* _Objective_: Locate and copy each line in the data that contains the word "name".

* _Entries taken from a collection_:
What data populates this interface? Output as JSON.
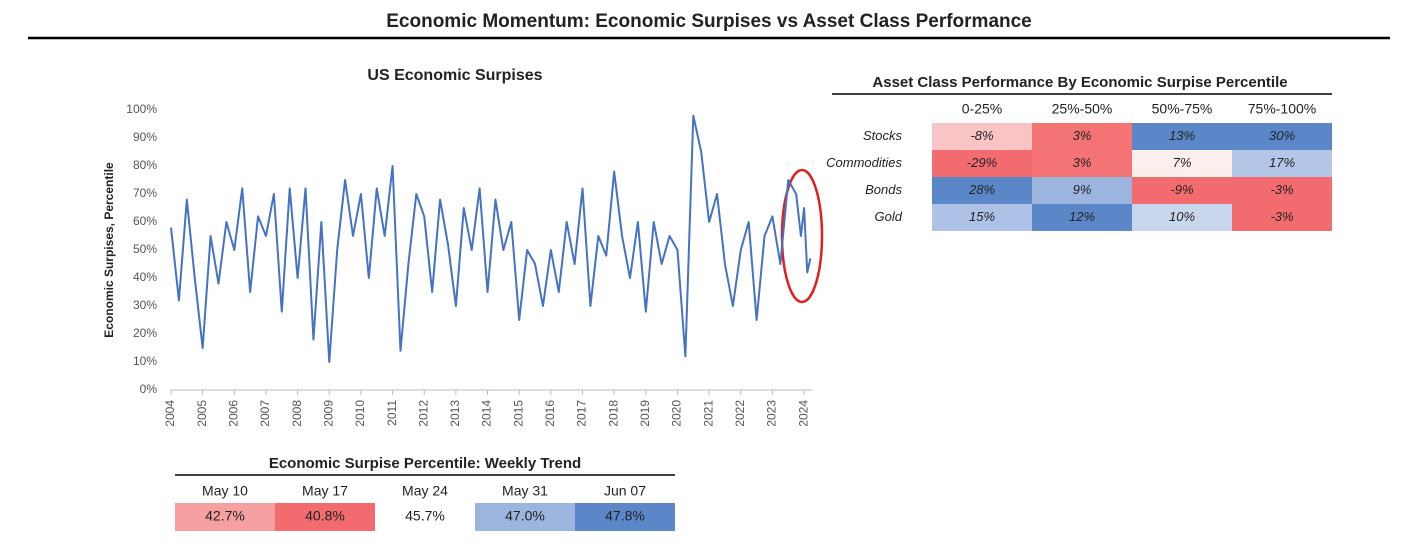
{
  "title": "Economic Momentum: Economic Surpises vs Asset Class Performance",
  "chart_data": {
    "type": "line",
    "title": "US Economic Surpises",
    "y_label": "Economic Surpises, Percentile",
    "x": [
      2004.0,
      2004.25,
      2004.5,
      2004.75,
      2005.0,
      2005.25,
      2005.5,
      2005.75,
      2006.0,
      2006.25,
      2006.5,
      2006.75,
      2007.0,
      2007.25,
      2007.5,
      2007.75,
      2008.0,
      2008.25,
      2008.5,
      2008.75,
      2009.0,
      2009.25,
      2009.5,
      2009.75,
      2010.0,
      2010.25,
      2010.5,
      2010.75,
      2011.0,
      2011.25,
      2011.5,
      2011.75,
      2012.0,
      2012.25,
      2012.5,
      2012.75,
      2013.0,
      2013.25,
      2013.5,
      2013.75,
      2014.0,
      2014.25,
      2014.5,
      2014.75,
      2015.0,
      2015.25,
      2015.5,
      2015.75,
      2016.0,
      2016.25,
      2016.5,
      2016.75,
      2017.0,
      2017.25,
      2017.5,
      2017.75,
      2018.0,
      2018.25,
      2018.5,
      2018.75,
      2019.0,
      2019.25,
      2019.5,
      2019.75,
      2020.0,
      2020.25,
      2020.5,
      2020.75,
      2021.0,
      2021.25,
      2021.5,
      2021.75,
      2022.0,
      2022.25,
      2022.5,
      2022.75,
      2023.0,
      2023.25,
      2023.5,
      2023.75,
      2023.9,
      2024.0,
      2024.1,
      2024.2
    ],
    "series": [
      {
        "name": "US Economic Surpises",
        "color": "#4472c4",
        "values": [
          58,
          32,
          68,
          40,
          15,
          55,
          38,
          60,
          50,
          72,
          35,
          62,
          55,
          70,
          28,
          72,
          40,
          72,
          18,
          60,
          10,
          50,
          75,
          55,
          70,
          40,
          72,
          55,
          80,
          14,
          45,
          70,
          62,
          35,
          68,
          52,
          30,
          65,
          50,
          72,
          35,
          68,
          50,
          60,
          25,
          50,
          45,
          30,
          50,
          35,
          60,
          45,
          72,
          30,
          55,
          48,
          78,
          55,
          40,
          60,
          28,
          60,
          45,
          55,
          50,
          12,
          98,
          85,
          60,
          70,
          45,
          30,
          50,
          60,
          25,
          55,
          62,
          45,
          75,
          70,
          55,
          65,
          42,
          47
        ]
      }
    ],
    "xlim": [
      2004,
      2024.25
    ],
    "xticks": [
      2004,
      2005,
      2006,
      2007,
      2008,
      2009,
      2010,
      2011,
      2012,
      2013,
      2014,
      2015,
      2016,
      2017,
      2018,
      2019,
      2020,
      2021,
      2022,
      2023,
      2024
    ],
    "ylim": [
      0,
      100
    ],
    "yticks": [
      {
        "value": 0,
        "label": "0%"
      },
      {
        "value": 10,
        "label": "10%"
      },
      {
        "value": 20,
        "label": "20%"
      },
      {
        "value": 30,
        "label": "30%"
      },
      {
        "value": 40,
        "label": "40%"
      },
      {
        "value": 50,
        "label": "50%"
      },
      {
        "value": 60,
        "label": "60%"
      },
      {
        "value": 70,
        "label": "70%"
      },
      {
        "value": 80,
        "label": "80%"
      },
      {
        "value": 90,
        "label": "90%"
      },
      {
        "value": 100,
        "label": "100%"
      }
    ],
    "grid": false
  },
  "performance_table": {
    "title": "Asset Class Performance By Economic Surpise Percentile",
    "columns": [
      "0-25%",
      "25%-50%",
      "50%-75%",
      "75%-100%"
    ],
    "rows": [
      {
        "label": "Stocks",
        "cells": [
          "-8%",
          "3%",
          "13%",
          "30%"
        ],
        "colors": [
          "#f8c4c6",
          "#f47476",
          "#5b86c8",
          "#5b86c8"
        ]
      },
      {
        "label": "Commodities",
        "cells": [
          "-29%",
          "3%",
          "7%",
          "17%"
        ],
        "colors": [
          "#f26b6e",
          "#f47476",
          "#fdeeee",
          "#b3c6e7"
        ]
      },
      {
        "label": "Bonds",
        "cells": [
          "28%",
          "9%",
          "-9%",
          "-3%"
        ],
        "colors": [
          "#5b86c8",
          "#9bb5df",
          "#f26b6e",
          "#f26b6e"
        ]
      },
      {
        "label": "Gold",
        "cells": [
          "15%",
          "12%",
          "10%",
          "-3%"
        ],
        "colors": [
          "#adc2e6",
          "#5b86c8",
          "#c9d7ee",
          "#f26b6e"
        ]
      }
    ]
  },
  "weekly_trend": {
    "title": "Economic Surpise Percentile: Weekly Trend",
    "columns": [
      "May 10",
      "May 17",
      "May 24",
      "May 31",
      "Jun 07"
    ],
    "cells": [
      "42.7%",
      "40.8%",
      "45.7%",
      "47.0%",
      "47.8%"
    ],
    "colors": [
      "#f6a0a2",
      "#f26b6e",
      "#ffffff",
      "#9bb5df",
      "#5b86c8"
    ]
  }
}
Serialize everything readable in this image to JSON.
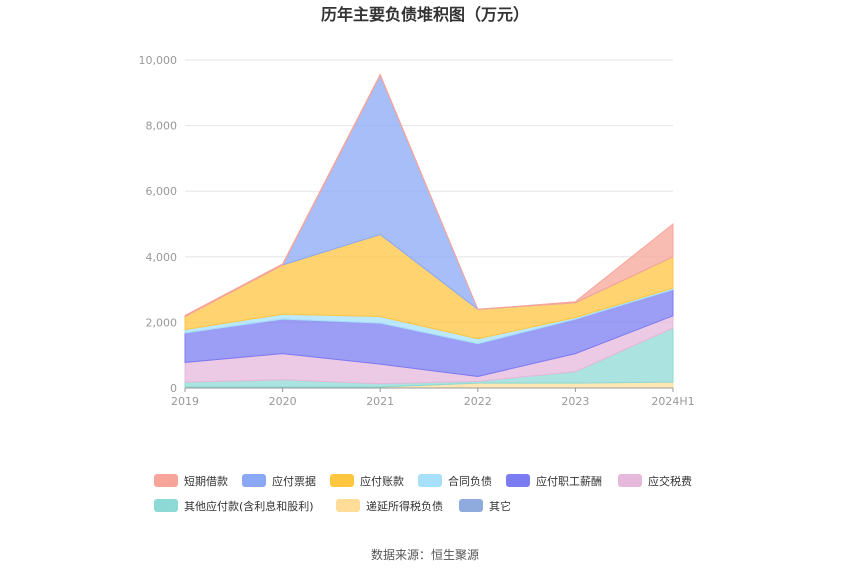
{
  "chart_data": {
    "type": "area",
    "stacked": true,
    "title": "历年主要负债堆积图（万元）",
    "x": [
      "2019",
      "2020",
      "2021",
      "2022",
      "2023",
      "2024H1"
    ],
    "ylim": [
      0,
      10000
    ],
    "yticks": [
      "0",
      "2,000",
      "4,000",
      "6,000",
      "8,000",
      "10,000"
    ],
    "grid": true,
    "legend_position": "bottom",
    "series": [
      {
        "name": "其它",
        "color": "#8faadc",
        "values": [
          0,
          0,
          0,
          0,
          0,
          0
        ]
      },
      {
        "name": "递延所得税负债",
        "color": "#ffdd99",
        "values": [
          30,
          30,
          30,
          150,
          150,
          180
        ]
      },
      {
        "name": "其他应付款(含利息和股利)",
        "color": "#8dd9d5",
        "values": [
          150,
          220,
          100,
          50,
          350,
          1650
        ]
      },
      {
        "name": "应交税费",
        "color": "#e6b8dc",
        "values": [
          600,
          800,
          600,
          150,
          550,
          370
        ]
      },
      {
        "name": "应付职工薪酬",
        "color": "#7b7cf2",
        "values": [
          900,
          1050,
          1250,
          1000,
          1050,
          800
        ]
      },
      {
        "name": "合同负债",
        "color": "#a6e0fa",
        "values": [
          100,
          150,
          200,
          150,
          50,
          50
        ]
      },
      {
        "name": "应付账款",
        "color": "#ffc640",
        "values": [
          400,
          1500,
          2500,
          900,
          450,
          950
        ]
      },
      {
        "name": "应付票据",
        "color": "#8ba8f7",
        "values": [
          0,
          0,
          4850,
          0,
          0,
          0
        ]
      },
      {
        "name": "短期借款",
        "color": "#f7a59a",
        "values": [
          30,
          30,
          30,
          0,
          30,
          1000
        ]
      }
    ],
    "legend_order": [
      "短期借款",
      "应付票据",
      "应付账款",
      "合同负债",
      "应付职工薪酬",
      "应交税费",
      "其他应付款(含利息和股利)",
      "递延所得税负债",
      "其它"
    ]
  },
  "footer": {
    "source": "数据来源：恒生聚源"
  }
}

* _Task response_:
        "name": "US Economic Surpises",
        "name": "其它",
        "name": "递延所得税负债",
        "name": "其他应付款(含利息和股利)",
        "name": "应交税费",
        "name": "应付职工薪酬",
        "name": "合同负债",
        "name": "应付账款",
        "name": "应付票据",
        "name": "短期借款",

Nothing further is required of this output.